▶ **Work to be completed**
Images must not appear in your copy; reproduce every other part of the records exactly.

▶ **Stored rows**
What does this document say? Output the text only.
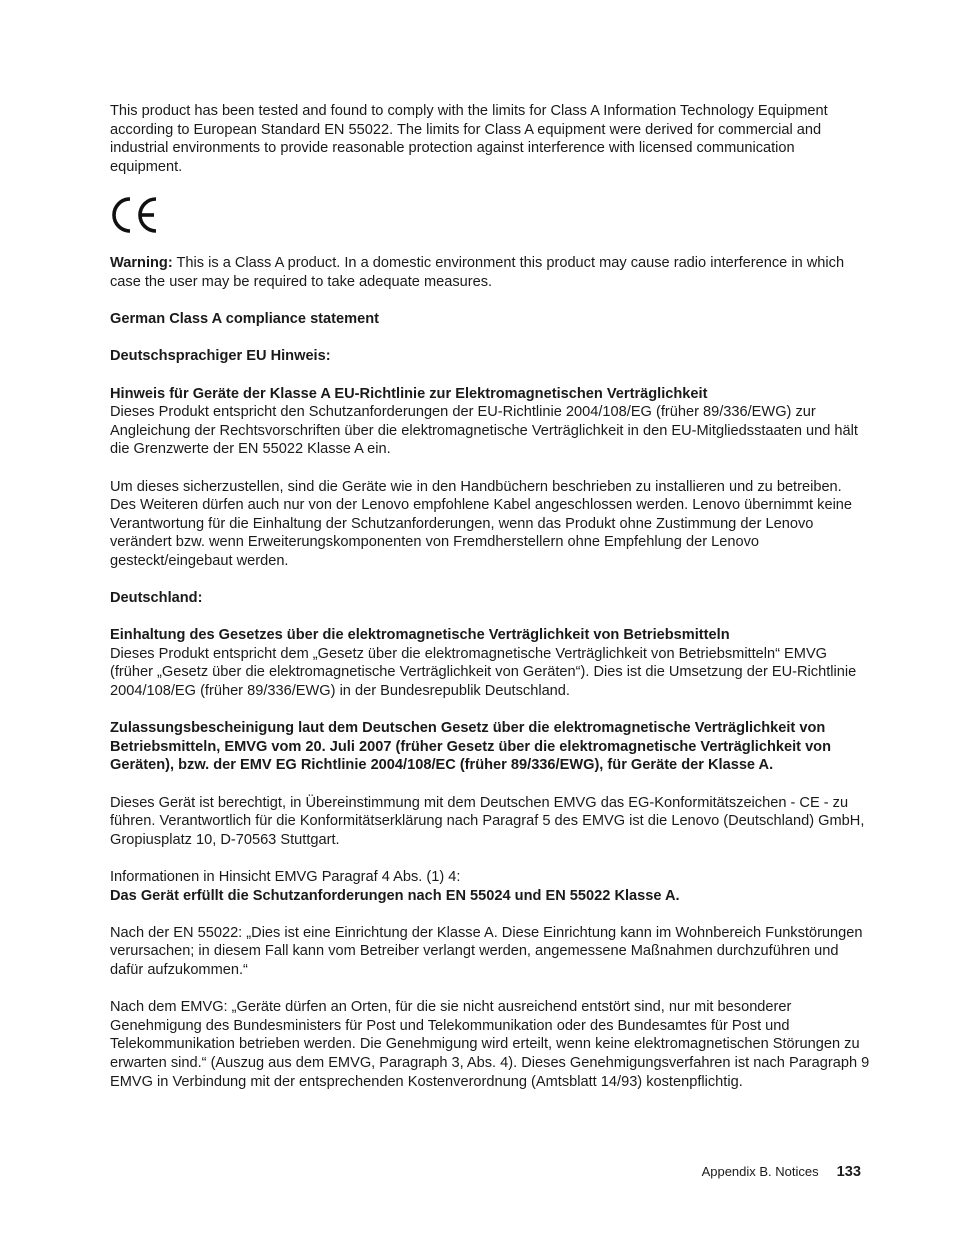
This product has been tested and found to comply with the limits for Class A Information Technology Equipment according to European Standard EN 55022. The limits for Class A equipment were derived for commercial and industrial environments to provide reasonable protection against interference with licensed communication equipment.

Warning: This is a Class A product. In a domestic environment this product may cause radio interference in which case the user may be required to take adequate measures.

German Class A compliance statement

Deutschsprachiger EU Hinweis:

Hinweis für Geräte der Klasse A EU-Richtlinie zur Elektromagnetischen Verträglichkeit

Dieses Produkt entspricht den Schutzanforderungen der EU-Richtlinie 2004/108/EG (früher 89/336/EWG) zur Angleichung der Rechtsvorschriften über die elektromagnetische Verträglichkeit in den EU-Mitgliedsstaaten und hält die Grenzwerte der EN 55022 Klasse A ein.

Um dieses sicherzustellen, sind die Geräte wie in den Handbüchern beschrieben zu installieren und zu betreiben. Des Weiteren dürfen auch nur von der Lenovo empfohlene Kabel angeschlossen werden. Lenovo übernimmt keine Verantwortung für die Einhaltung der Schutzanforderungen, wenn das Produkt ohne Zustimmung der Lenovo verändert bzw. wenn Erweiterungskomponenten von Fremdherstellern ohne Empfehlung der Lenovo gesteckt/eingebaut werden.

Deutschland:

Einhaltung des Gesetzes über die elektromagnetische Verträglichkeit von Betriebsmitteln

Dieses Produkt entspricht dem „Gesetz über die elektromagnetische Verträglichkeit von Betriebsmitteln“ EMVG (früher „Gesetz über die elektromagnetische Verträglichkeit von Geräten“). Dies ist die Umsetzung der EU-Richtlinie 2004/108/EG (früher 89/336/EWG) in der Bundesrepublik Deutschland.

Zulassungsbescheinigung laut dem Deutschen Gesetz über die elektromagnetische Verträglichkeit von Betriebsmitteln, EMVG vom 20. Juli 2007 (früher Gesetz über die elektromagnetische Verträglichkeit von Geräten), bzw. der EMV EG Richtlinie 2004/108/EC (früher 89/336/EWG), für Geräte der Klasse A.

Dieses Gerät ist berechtigt, in Übereinstimmung mit dem Deutschen EMVG das EG-Konformitätszeichen - CE - zu führen. Verantwortlich für die Konformitätserklärung nach Paragraf 5 des EMVG ist die Lenovo (Deutschland) GmbH, Gropiusplatz 10, D-70563 Stuttgart.

Informationen in Hinsicht EMVG Paragraf 4 Abs. (1) 4:

Das Gerät erfüllt die Schutzanforderungen nach EN 55024 und EN 55022 Klasse A.

Nach der EN 55022: „Dies ist eine Einrichtung der Klasse A. Diese Einrichtung kann im Wohnbereich Funkstörungen verursachen; in diesem Fall kann vom Betreiber verlangt werden, angemessene Maßnahmen durchzuführen und dafür aufzukommen.“

Nach dem EMVG: „Geräte dürfen an Orten, für die sie nicht ausreichend entstört sind, nur mit besonderer Genehmigung des Bundesministers für Post und Telekommunikation oder des Bundesamtes für Post und Telekommunikation betrieben werden. Die Genehmigung wird erteilt, wenn keine elektromagnetischen Störungen zu erwarten sind.“ (Auszug aus dem EMVG, Paragraph 3, Abs. 4). Dieses Genehmigungsverfahren ist nach Paragraph 9 EMVG in Verbindung mit der entsprechenden Kostenverordnung (Amtsblatt 14/93) kostenpflichtig.

Appendix B. Notices 133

▶ **Response below**
What does this document say? Output the text only.
This product has been tested and found to comply with the limits for Class A Information Technology Equipment according to European Standard EN 55022. The limits for Class A equipment were derived for commercial and industrial environments to provide reasonable protection against interference with licensed communication equipment.

Warning: This is a Class A product. In a domestic environment this product may cause radio interference in which case the user may be required to take adequate measures.

German Class A compliance statement

Deutschsprachiger EU Hinweis:

Hinweis für Geräte der Klasse A EU-Richtlinie zur Elektromagnetischen Verträglichkeit

Dieses Produkt entspricht den Schutzanforderungen der EU-Richtlinie 2004/108/EG (früher 89/336/EWG) zur Angleichung der Rechtsvorschriften über die elektromagnetische Verträglichkeit in den EU-Mitgliedsstaaten und hält die Grenzwerte der EN 55022 Klasse A ein.

Um dieses sicherzustellen, sind die Geräte wie in den Handbüchern beschrieben zu installieren und zu betreiben. Des Weiteren dürfen auch nur von der Lenovo empfohlene Kabel angeschlossen werden. Lenovo übernimmt keine Verantwortung für die Einhaltung der Schutzanforderungen, wenn das Produkt ohne Zustimmung der Lenovo verändert bzw. wenn Erweiterungskomponenten von Fremdherstellern ohne Empfehlung der Lenovo gesteckt/eingebaut werden.

Deutschland:

Einhaltung des Gesetzes über die elektromagnetische Verträglichkeit von Betriebsmitteln

Dieses Produkt entspricht dem „Gesetz über die elektromagnetische Verträglichkeit von Betriebsmitteln“ EMVG (früher „Gesetz über die elektromagnetische Verträglichkeit von Geräten“). Dies ist die Umsetzung der EU-Richtlinie 2004/108/EG (früher 89/336/EWG) in der Bundesrepublik Deutschland.

Zulassungsbescheinigung laut dem Deutschen Gesetz über die elektromagnetische Verträglichkeit von Betriebsmitteln, EMVG vom 20. Juli 2007 (früher Gesetz über die elektromagnetische Verträglichkeit von Geräten), bzw. der EMV EG Richtlinie 2004/108/EC (früher 89/336/EWG), für Geräte der Klasse A.

Dieses Gerät ist berechtigt, in Übereinstimmung mit dem Deutschen EMVG das EG-Konformitätszeichen - CE - zu führen. Verantwortlich für die Konformitätserklärung nach Paragraf 5 des EMVG ist die Lenovo (Deutschland) GmbH, Gropiusplatz 10, D-70563 Stuttgart.

Informationen in Hinsicht EMVG Paragraf 4 Abs. (1) 4:

Das Gerät erfüllt die Schutzanforderungen nach EN 55024 und EN 55022 Klasse A.

Nach der EN 55022: „Dies ist eine Einrichtung der Klasse A. Diese Einrichtung kann im Wohnbereich Funkstörungen verursachen; in diesem Fall kann vom Betreiber verlangt werden, angemessene Maßnahmen durchzuführen und dafür aufzukommen.“

Nach dem EMVG: „Geräte dürfen an Orten, für die sie nicht ausreichend entstört sind, nur mit besonderer Genehmigung des Bundesministers für Post und Telekommunikation oder des Bundesamtes für Post und Telekommunikation betrieben werden. Die Genehmigung wird erteilt, wenn keine elektromagnetischen Störungen zu erwarten sind.“ (Auszug aus dem EMVG, Paragraph 3, Abs. 4). Dieses Genehmigungsverfahren ist nach Paragraph 9 EMVG in Verbindung mit der entsprechenden Kostenverordnung (Amtsblatt 14/93) kostenpflichtig.

Appendix B. Notices 133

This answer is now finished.